[Dataset excerpt]

** Start **

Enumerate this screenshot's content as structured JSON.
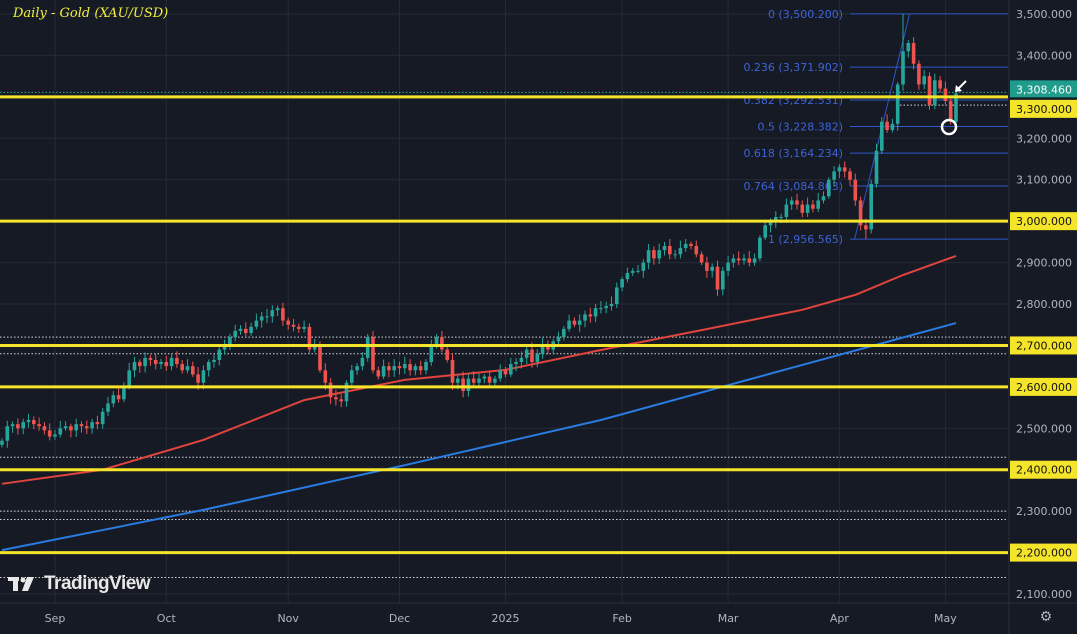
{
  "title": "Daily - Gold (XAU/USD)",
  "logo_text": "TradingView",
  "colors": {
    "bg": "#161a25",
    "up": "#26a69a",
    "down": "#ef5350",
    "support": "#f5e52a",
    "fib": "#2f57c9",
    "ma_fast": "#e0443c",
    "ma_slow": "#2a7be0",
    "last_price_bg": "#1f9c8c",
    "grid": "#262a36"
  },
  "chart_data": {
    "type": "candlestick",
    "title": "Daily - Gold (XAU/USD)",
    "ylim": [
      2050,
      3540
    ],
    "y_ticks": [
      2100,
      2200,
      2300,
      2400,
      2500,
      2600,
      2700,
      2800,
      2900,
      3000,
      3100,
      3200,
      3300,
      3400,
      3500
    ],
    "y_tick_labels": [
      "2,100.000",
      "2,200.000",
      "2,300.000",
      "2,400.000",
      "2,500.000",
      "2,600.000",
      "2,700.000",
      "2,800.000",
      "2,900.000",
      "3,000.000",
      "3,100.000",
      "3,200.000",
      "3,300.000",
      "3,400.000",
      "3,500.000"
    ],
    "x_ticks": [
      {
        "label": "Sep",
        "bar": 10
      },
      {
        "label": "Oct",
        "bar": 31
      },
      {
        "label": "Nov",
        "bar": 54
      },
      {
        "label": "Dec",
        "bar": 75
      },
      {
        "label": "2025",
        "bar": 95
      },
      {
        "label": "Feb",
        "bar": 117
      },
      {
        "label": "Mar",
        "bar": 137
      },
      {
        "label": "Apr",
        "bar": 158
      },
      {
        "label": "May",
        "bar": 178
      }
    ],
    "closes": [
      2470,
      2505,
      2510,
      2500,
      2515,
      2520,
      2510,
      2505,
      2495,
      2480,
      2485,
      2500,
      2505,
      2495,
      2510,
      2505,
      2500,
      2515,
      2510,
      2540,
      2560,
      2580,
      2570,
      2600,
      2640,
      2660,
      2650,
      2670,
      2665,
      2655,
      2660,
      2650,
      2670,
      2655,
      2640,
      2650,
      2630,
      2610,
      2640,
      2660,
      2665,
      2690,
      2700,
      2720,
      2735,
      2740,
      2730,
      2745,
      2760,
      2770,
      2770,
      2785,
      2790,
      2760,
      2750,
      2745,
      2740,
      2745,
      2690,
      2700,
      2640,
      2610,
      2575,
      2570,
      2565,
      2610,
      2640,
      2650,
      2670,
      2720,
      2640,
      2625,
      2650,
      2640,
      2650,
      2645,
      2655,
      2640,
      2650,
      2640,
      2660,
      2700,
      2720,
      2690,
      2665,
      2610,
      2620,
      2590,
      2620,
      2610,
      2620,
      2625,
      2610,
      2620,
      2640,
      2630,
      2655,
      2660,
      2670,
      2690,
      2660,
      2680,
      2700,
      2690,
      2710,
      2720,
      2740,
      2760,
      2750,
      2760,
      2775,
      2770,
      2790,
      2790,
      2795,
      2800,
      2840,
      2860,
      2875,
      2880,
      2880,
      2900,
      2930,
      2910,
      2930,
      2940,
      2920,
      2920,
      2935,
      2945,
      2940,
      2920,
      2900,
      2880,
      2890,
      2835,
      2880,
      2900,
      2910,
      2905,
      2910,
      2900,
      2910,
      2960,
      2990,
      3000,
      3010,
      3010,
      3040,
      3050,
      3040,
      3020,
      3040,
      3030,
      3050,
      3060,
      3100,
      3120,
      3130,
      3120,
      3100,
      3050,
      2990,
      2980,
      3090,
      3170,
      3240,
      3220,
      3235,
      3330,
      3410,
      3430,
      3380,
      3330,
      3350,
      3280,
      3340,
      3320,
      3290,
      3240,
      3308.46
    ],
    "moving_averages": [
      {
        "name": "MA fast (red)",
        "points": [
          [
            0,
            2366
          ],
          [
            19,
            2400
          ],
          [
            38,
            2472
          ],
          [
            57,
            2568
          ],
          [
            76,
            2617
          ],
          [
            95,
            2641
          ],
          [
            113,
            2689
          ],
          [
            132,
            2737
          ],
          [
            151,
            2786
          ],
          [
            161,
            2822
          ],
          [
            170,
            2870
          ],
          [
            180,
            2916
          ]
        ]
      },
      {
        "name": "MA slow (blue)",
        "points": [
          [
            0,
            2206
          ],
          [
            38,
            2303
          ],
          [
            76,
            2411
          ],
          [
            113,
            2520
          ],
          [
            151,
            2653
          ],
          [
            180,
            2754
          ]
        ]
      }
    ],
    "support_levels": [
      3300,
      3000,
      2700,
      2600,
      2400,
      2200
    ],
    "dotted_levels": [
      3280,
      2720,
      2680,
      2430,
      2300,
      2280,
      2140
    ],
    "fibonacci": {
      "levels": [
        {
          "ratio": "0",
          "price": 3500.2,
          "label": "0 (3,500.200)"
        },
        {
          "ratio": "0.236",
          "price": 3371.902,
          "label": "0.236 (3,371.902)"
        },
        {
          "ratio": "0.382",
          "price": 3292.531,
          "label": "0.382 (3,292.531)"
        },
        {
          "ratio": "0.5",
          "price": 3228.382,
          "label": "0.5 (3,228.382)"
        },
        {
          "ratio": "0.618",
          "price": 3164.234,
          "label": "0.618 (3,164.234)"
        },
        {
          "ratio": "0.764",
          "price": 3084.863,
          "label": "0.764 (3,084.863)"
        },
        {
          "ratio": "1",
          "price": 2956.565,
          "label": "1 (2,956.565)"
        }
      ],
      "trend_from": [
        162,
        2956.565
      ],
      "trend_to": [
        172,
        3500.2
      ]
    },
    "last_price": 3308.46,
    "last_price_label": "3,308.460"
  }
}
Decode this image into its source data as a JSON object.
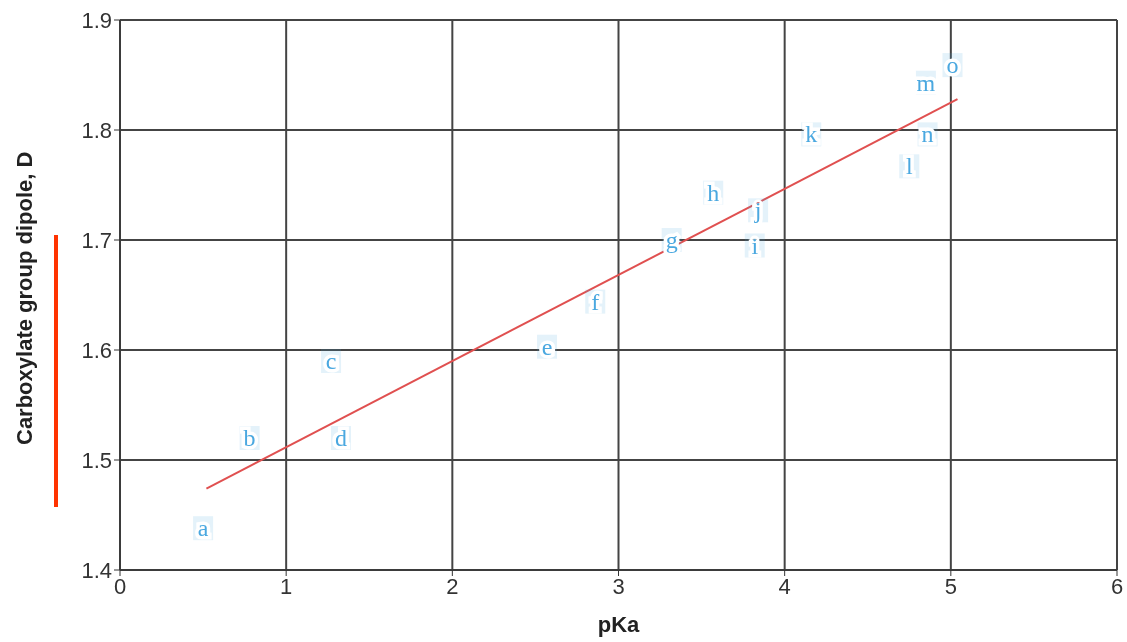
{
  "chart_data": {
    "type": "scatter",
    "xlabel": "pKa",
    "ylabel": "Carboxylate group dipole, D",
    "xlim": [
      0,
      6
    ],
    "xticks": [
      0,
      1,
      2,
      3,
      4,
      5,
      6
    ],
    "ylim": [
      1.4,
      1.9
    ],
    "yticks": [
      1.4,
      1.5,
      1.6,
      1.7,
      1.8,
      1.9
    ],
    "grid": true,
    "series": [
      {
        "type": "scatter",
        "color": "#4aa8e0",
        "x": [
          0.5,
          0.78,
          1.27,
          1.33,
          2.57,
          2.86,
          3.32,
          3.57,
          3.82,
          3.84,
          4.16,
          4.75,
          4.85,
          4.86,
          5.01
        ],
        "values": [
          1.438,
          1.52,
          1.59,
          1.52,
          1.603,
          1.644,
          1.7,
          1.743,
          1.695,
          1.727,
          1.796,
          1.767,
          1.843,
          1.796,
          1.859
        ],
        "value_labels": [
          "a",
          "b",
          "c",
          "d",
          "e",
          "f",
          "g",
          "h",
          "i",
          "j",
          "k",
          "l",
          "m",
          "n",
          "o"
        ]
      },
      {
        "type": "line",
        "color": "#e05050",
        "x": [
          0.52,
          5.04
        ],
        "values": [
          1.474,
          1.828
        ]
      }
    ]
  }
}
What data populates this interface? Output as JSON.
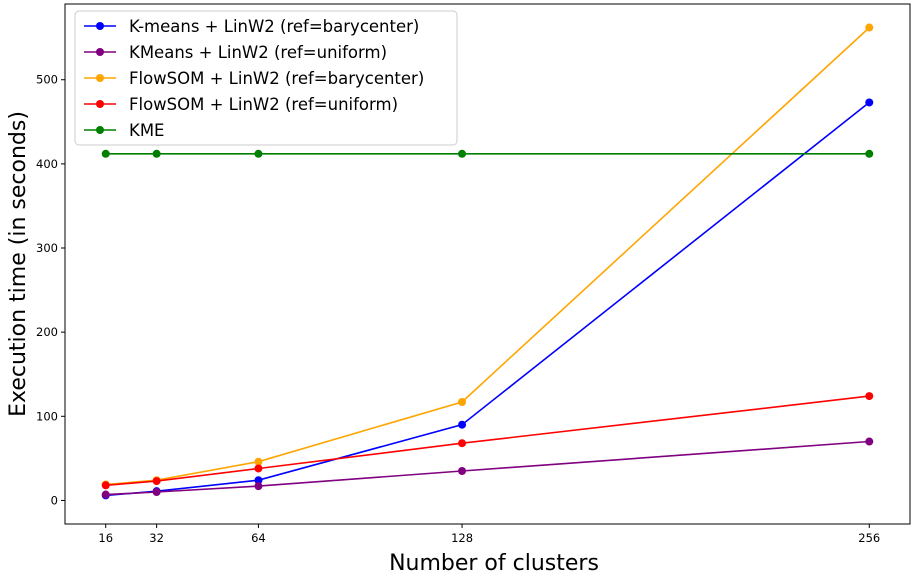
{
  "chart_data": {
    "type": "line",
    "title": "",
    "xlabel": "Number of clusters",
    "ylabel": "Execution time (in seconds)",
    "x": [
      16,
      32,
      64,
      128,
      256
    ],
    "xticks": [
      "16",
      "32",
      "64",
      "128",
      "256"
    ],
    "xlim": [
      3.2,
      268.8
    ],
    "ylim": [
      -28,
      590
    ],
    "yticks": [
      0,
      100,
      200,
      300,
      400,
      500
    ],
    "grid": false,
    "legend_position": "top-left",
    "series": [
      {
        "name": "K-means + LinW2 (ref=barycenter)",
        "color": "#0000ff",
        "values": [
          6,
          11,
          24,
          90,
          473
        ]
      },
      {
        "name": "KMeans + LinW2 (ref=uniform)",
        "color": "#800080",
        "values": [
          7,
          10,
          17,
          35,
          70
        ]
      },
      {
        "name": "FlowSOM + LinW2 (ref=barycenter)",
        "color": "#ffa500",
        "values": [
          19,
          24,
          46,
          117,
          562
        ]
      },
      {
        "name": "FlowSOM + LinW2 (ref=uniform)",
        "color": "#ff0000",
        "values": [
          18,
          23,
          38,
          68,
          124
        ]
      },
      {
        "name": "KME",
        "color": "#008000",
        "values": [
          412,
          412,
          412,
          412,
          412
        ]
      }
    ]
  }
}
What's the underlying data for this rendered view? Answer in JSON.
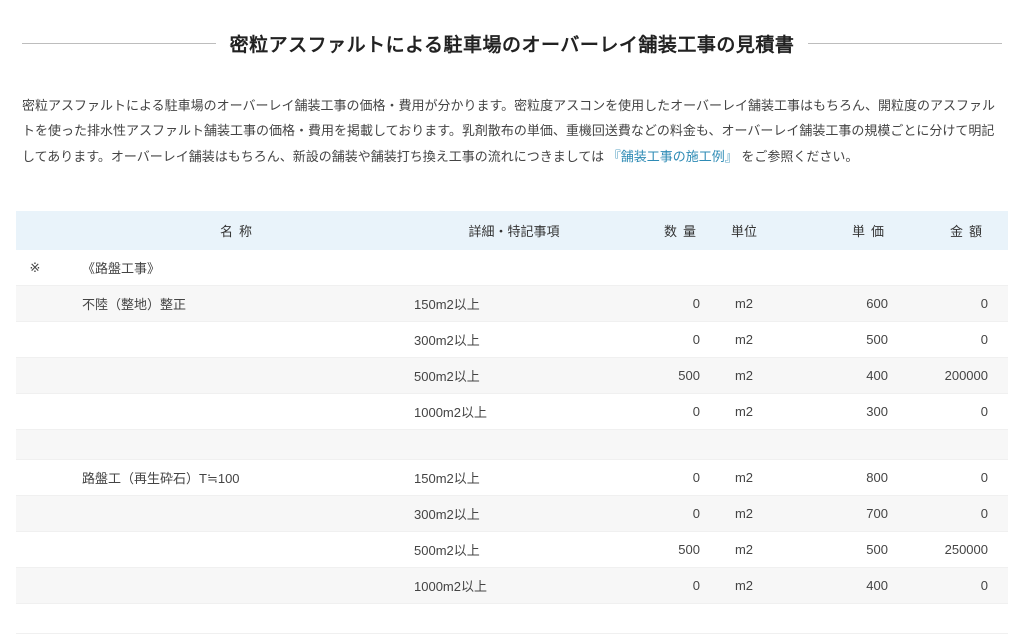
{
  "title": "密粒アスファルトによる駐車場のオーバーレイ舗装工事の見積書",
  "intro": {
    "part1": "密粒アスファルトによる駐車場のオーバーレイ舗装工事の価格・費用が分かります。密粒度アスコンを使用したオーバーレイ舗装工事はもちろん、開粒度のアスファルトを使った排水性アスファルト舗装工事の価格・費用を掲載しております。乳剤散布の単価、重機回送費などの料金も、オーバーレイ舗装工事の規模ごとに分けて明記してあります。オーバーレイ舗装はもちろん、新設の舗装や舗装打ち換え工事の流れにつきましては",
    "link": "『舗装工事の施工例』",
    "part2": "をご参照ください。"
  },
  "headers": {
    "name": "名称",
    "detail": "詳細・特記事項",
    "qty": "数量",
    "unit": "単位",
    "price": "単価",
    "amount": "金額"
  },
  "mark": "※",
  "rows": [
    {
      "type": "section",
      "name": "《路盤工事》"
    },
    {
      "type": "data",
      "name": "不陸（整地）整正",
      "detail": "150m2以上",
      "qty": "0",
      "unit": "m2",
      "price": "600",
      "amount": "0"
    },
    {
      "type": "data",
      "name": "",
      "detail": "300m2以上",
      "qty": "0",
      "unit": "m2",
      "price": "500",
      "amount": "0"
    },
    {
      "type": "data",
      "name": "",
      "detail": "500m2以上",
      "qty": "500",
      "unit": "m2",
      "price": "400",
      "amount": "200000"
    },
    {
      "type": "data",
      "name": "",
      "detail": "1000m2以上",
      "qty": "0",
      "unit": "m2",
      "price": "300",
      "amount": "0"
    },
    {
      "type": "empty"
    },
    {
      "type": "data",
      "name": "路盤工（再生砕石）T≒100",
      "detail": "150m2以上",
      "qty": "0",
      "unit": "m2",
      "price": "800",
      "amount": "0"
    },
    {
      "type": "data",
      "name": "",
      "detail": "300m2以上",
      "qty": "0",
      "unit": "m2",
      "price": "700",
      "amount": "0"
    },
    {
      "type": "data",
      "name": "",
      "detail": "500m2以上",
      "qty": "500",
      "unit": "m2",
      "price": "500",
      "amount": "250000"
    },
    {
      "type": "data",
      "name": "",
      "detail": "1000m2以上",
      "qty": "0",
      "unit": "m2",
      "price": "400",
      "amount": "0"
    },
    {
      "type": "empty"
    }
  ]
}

** End **

> [INSTRUCTION]: Of the lines in this material, state how many hold the string "JSON". Write no other words.

> [OUTPUT]: 4